====== Raw records ======
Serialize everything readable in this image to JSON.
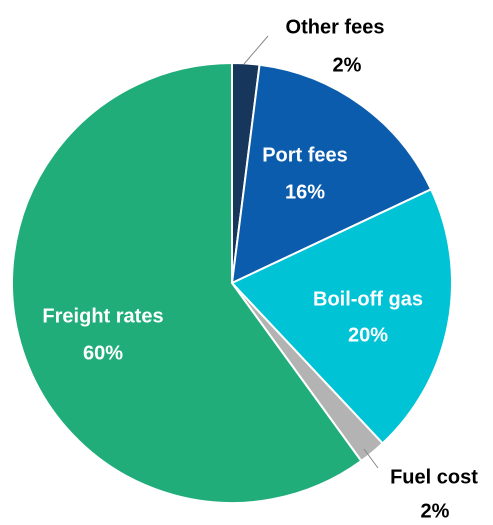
{
  "chart_data": {
    "type": "pie",
    "categories": [
      "Other fees",
      "Port fees",
      "Boil-off gas",
      "Fuel cost",
      "Freight rates"
    ],
    "values": [
      2,
      16,
      20,
      2,
      60
    ],
    "value_labels": [
      "2%",
      "16%",
      "20%",
      "2%",
      "60%"
    ],
    "colors": [
      "#16365c",
      "#0b5cad",
      "#00c3d6",
      "#b3b3b3",
      "#20ad7a"
    ]
  }
}
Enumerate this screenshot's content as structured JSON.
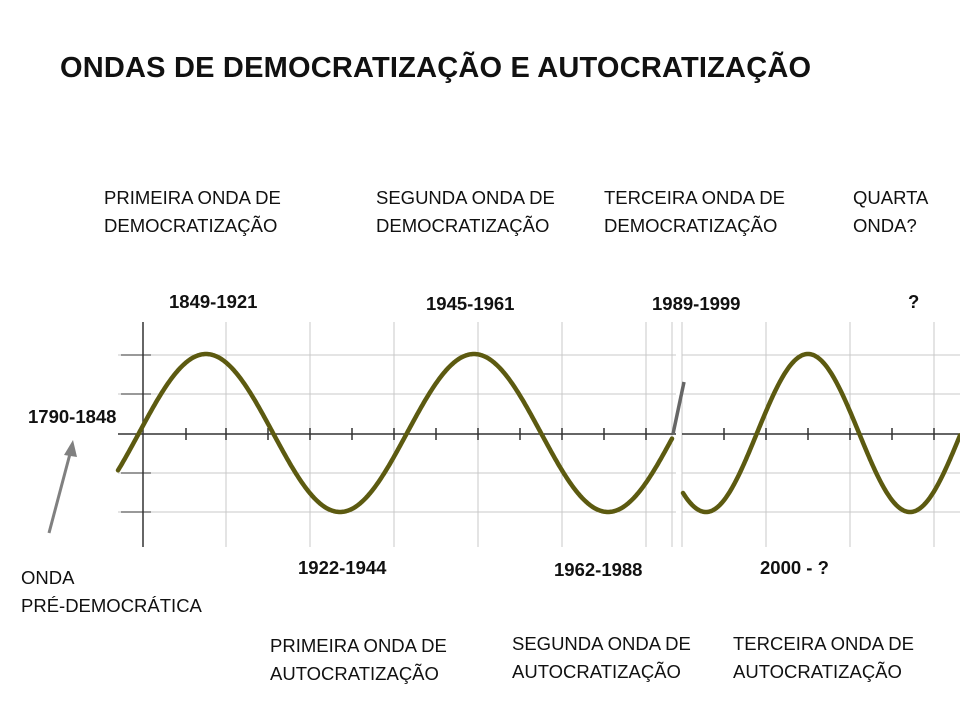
{
  "title": "ONDAS DE DEMOCRATIZAÇÃO E AUTOCRATIZAÇÃO",
  "top_labels": {
    "first_democratization": [
      "PRIMEIRA ONDA DE",
      "DEMOCRATIZAÇÃO"
    ],
    "second_democratization": [
      "SEGUNDA ONDA DE",
      "DEMOCRATIZAÇÃO"
    ],
    "third_democratization": [
      "TERCEIRA ONDA DE",
      "DEMOCRATIZAÇÃO"
    ],
    "fourth_wave": [
      "QUARTA",
      "ONDA?"
    ]
  },
  "peak_years": {
    "first": "1849-1921",
    "second": "1945-1961",
    "third": "1989-1999",
    "fourth": "?"
  },
  "origin_year": "1790-1848",
  "trough_years": {
    "first": "1922-1944",
    "second": "1962-1988",
    "third": "2000 - ?"
  },
  "pre_democratic": [
    "ONDA",
    "PRÉ-DEMOCRÁTICA"
  ],
  "bottom_labels": {
    "first_autocratization": [
      "PRIMEIRA ONDA DE",
      "AUTOCRATIZAÇÃO"
    ],
    "second_autocratization": [
      "SEGUNDA ONDA DE",
      "AUTOCRATIZAÇÃO"
    ],
    "third_autocratization": [
      "TERCEIRA ONDA DE",
      "AUTOCRATIZAÇÃO"
    ]
  },
  "colors": {
    "wave": "#5c5a10",
    "grid": "#c9c9c9",
    "axis": "#333333",
    "arrow": "#808080"
  }
}
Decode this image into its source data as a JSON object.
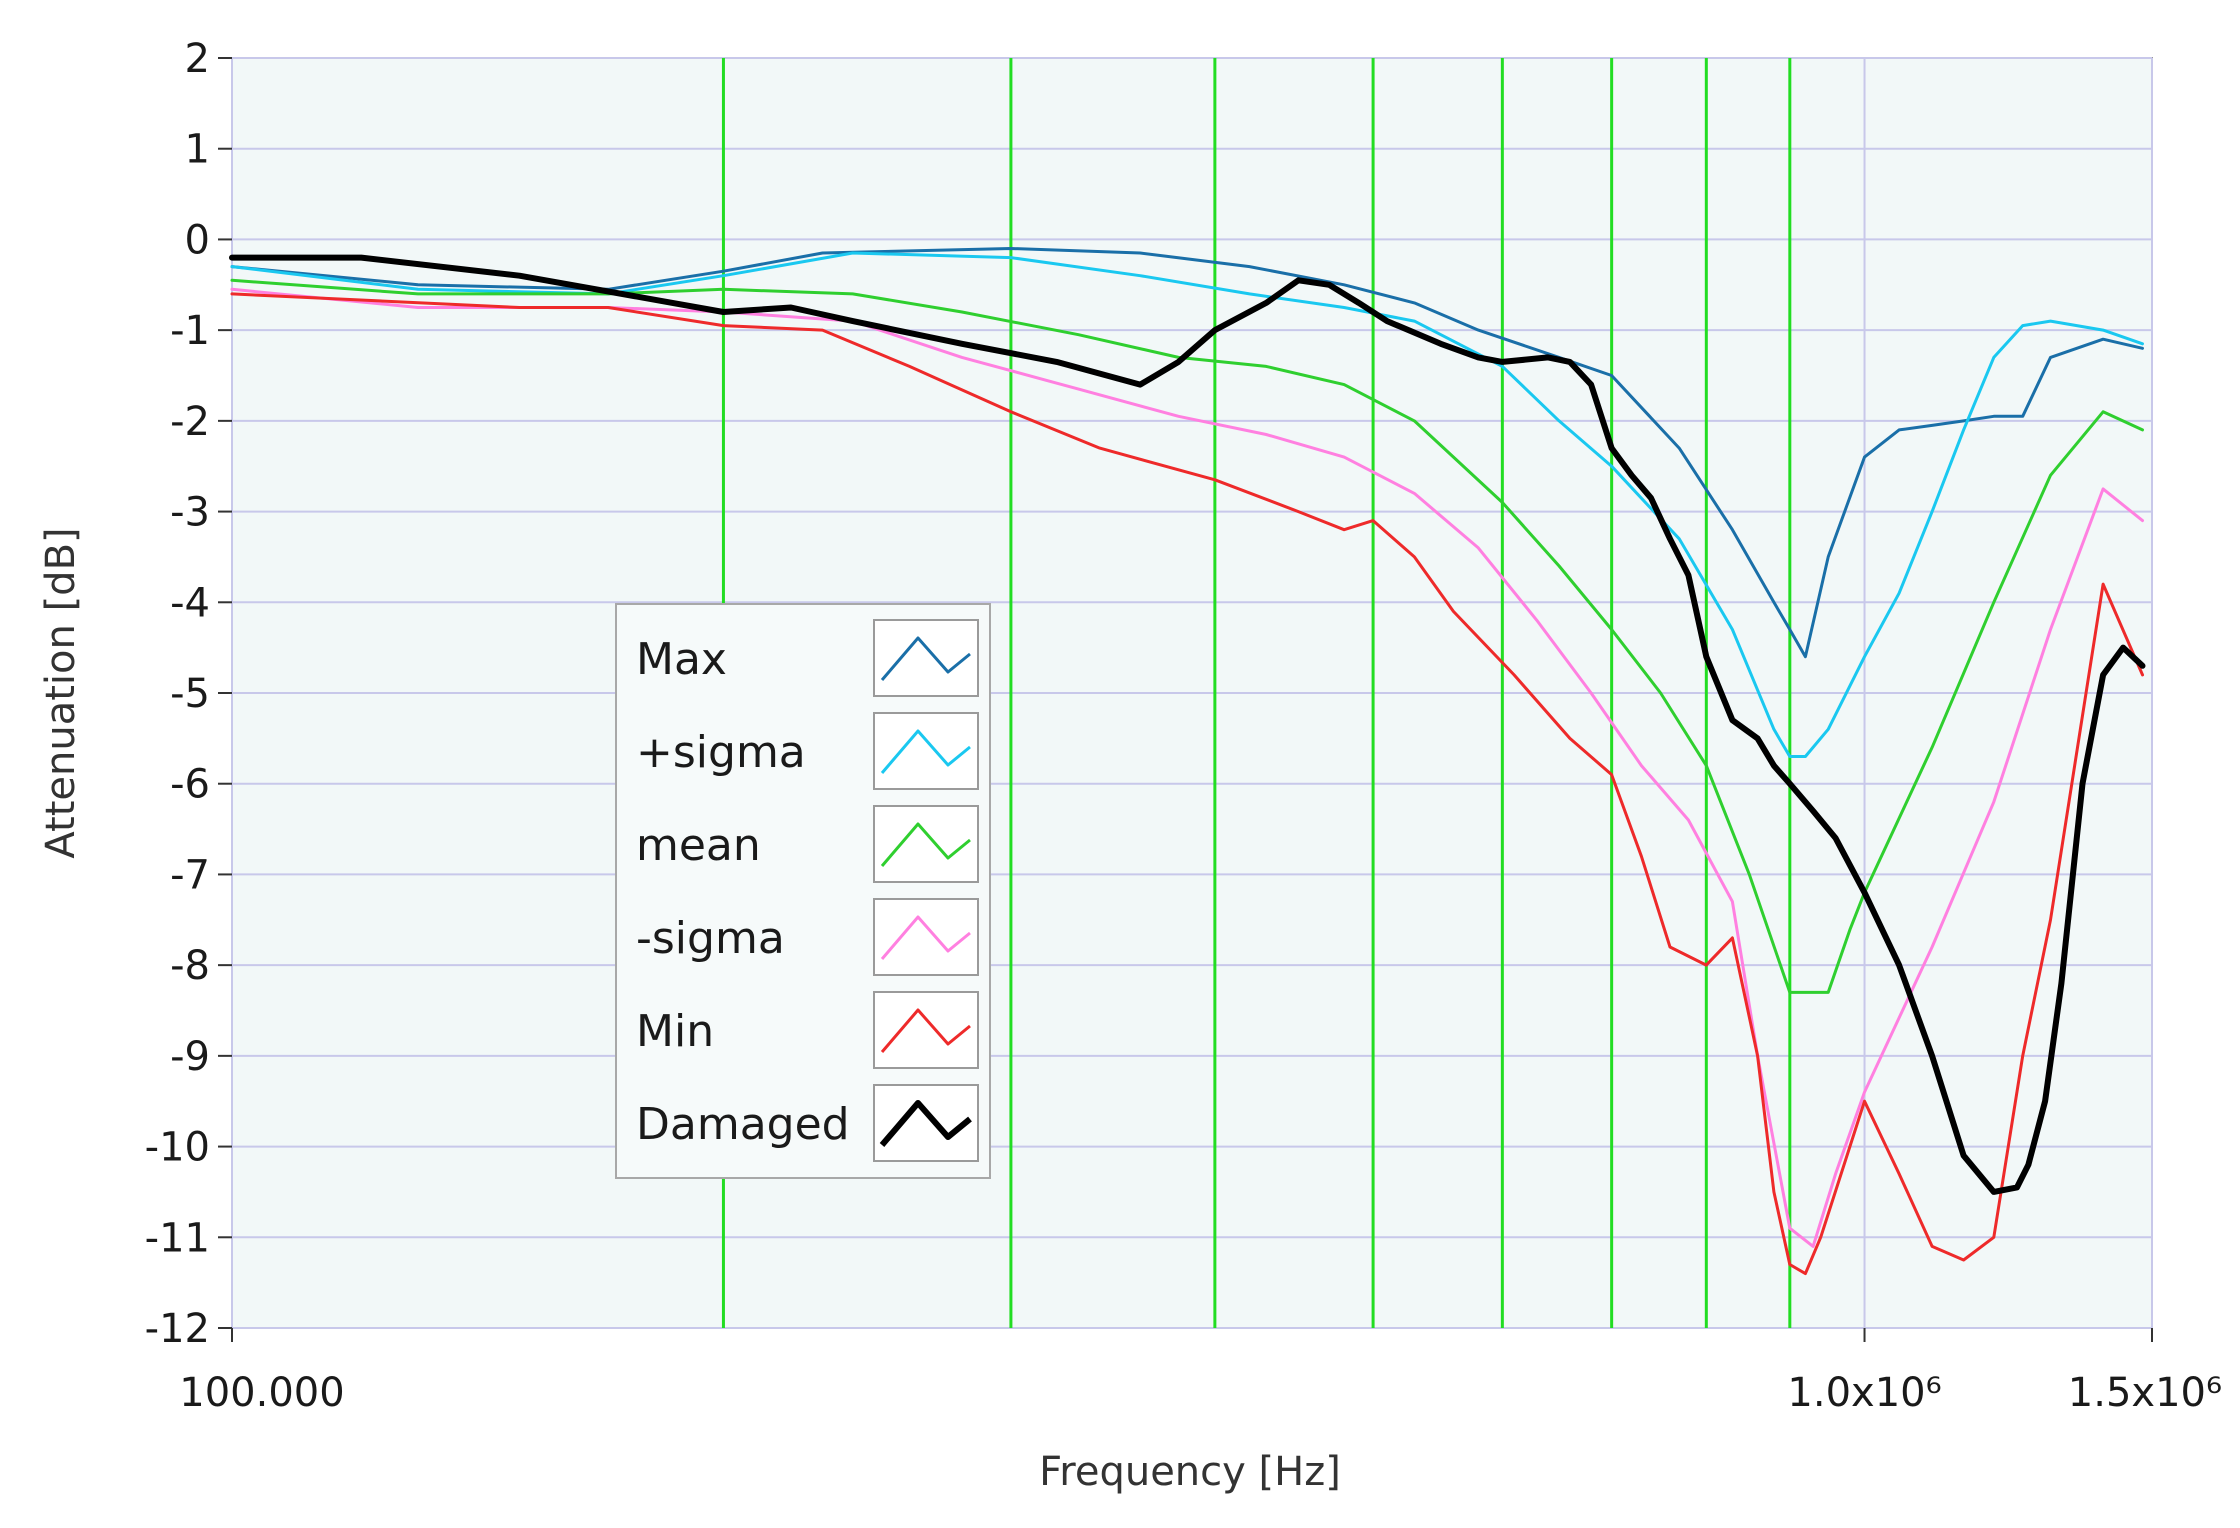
{
  "chart_data": {
    "type": "line",
    "title": "",
    "xlabel": "Frequency [Hz]",
    "ylabel": "Attenuation [dB]",
    "x_scale": "log",
    "xlim": [
      100000,
      1500000
    ],
    "ylim": [
      -12,
      2
    ],
    "y_ticks": [
      2,
      1,
      0,
      -1,
      -2,
      -3,
      -4,
      -5,
      -6,
      -7,
      -8,
      -9,
      -10,
      -11,
      -12
    ],
    "y_tick_labels": [
      "2",
      "1",
      "0",
      "-1",
      "-2",
      "-3",
      "-4",
      "-5",
      "-6",
      "-7",
      "-8",
      "-9",
      "-10",
      "-11",
      "-12"
    ],
    "x_ticks": [
      100000,
      1000000,
      1500000
    ],
    "x_tick_labels": [
      "100.000",
      "1.0x10⁶",
      "1.5x10⁶"
    ],
    "x_minor_gridlines": [
      200000,
      300000,
      400000,
      500000,
      600000,
      700000,
      800000,
      900000
    ],
    "marker_lines": {
      "color": "#22dd22",
      "x": [
        200000,
        300000,
        400000,
        500000,
        600000,
        700000,
        800000,
        900000
      ]
    },
    "grid": true,
    "legend_position": "center-left",
    "colors": {
      "plot_background": "#f2f8f8",
      "grid": "#c8c8ea",
      "axis_title": "#8b1a1a"
    },
    "series": [
      {
        "name": "Max",
        "color": "#1a6fa8",
        "width": 3,
        "x": [
          100000,
          130000,
          170000,
          200000,
          230000,
          300000,
          360000,
          420000,
          480000,
          530000,
          580000,
          650000,
          700000,
          770000,
          830000,
          880000,
          900000,
          920000,
          950000,
          1000000,
          1050000,
          1100000,
          1150000,
          1200000,
          1250000,
          1300000,
          1400000,
          1480000
        ],
        "y": [
          -0.3,
          -0.5,
          -0.55,
          -0.35,
          -0.15,
          -0.1,
          -0.15,
          -0.3,
          -0.5,
          -0.7,
          -1.0,
          -1.3,
          -1.5,
          -2.3,
          -3.2,
          -4.0,
          -4.3,
          -4.6,
          -3.5,
          -2.4,
          -2.1,
          -2.05,
          -2.0,
          -1.95,
          -1.95,
          -1.3,
          -1.1,
          -1.2
        ]
      },
      {
        "name": "+sigma",
        "color": "#1ac8f0",
        "width": 3,
        "x": [
          100000,
          130000,
          170000,
          200000,
          240000,
          300000,
          360000,
          420000,
          480000,
          530000,
          600000,
          650000,
          700000,
          770000,
          830000,
          880000,
          900000,
          920000,
          950000,
          1000000,
          1050000,
          1100000,
          1150000,
          1200000,
          1250000,
          1300000,
          1400000,
          1480000
        ],
        "y": [
          -0.3,
          -0.55,
          -0.6,
          -0.4,
          -0.15,
          -0.2,
          -0.4,
          -0.6,
          -0.75,
          -0.9,
          -1.4,
          -2.0,
          -2.5,
          -3.3,
          -4.3,
          -5.4,
          -5.7,
          -5.7,
          -5.4,
          -4.6,
          -3.9,
          -3.0,
          -2.1,
          -1.3,
          -0.95,
          -0.9,
          -1.0,
          -1.15
        ]
      },
      {
        "name": "mean",
        "color": "#2fcf2f",
        "width": 3,
        "x": [
          100000,
          130000,
          170000,
          200000,
          240000,
          280000,
          330000,
          380000,
          430000,
          480000,
          530000,
          600000,
          650000,
          700000,
          750000,
          800000,
          850000,
          900000,
          950000,
          980000,
          1000000,
          1100000,
          1200000,
          1300000,
          1400000,
          1480000
        ],
        "y": [
          -0.45,
          -0.6,
          -0.6,
          -0.55,
          -0.6,
          -0.8,
          -1.05,
          -1.3,
          -1.4,
          -1.6,
          -2.0,
          -2.9,
          -3.6,
          -4.3,
          -5.0,
          -5.8,
          -7.0,
          -8.3,
          -8.3,
          -7.6,
          -7.2,
          -5.6,
          -4.0,
          -2.6,
          -1.9,
          -2.1
        ]
      },
      {
        "name": "-sigma",
        "color": "#ff80e0",
        "width": 3,
        "x": [
          100000,
          130000,
          170000,
          200000,
          240000,
          280000,
          330000,
          380000,
          430000,
          480000,
          530000,
          580000,
          630000,
          680000,
          730000,
          780000,
          830000,
          860000,
          900000,
          930000,
          960000,
          1000000,
          1100000,
          1200000,
          1300000,
          1400000,
          1480000
        ],
        "y": [
          -0.55,
          -0.75,
          -0.75,
          -0.8,
          -0.9,
          -1.3,
          -1.65,
          -1.95,
          -2.15,
          -2.4,
          -2.8,
          -3.4,
          -4.2,
          -5.0,
          -5.8,
          -6.4,
          -7.3,
          -9.0,
          -10.9,
          -11.1,
          -10.3,
          -9.4,
          -7.8,
          -6.2,
          -4.3,
          -2.75,
          -3.1
        ]
      },
      {
        "name": "Min",
        "color": "#ee2a2a",
        "width": 3,
        "x": [
          100000,
          150000,
          170000,
          200000,
          230000,
          260000,
          300000,
          340000,
          400000,
          450000,
          480000,
          500000,
          530000,
          560000,
          610000,
          660000,
          700000,
          730000,
          760000,
          800000,
          830000,
          860000,
          880000,
          900000,
          920000,
          940000,
          1000000,
          1050000,
          1100000,
          1150000,
          1200000,
          1250000,
          1300000,
          1400000,
          1480000
        ],
        "y": [
          -0.6,
          -0.75,
          -0.75,
          -0.95,
          -1.0,
          -1.4,
          -1.9,
          -2.3,
          -2.65,
          -3.0,
          -3.2,
          -3.1,
          -3.5,
          -4.1,
          -4.8,
          -5.5,
          -5.9,
          -6.8,
          -7.8,
          -8.0,
          -7.7,
          -9.0,
          -10.5,
          -11.3,
          -11.4,
          -11.0,
          -9.5,
          -10.3,
          -11.1,
          -11.25,
          -11.0,
          -9.0,
          -7.5,
          -3.8,
          -4.8
        ]
      },
      {
        "name": "Damaged",
        "color": "#000000",
        "width": 6,
        "x": [
          100000,
          120000,
          150000,
          200000,
          220000,
          240000,
          280000,
          320000,
          360000,
          380000,
          400000,
          430000,
          450000,
          470000,
          490000,
          510000,
          550000,
          580000,
          600000,
          640000,
          660000,
          680000,
          700000,
          720000,
          740000,
          760000,
          780000,
          800000,
          830000,
          860000,
          880000,
          900000,
          930000,
          960000,
          1000000,
          1050000,
          1100000,
          1150000,
          1200000,
          1240000,
          1260000,
          1290000,
          1320000,
          1360000,
          1400000,
          1440000,
          1480000
        ],
        "y": [
          -0.2,
          -0.2,
          -0.4,
          -0.8,
          -0.75,
          -0.9,
          -1.15,
          -1.35,
          -1.6,
          -1.35,
          -1.0,
          -0.7,
          -0.45,
          -0.5,
          -0.7,
          -0.9,
          -1.15,
          -1.3,
          -1.35,
          -1.3,
          -1.35,
          -1.6,
          -2.3,
          -2.6,
          -2.85,
          -3.3,
          -3.7,
          -4.6,
          -5.3,
          -5.5,
          -5.8,
          -6.0,
          -6.3,
          -6.6,
          -7.2,
          -8.0,
          -9.0,
          -10.1,
          -10.5,
          -10.45,
          -10.2,
          -9.5,
          -8.2,
          -6.0,
          -4.8,
          -4.5,
          -4.7
        ]
      }
    ]
  }
}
======
◆ Required work ◆
Extract each line holding the string "this".

◆ Finished task ◆
Serialize everything readable in this image to JSON.
Enumerate this screenshot's content as structured JSON.
Decode this image into its source data as a JSON object.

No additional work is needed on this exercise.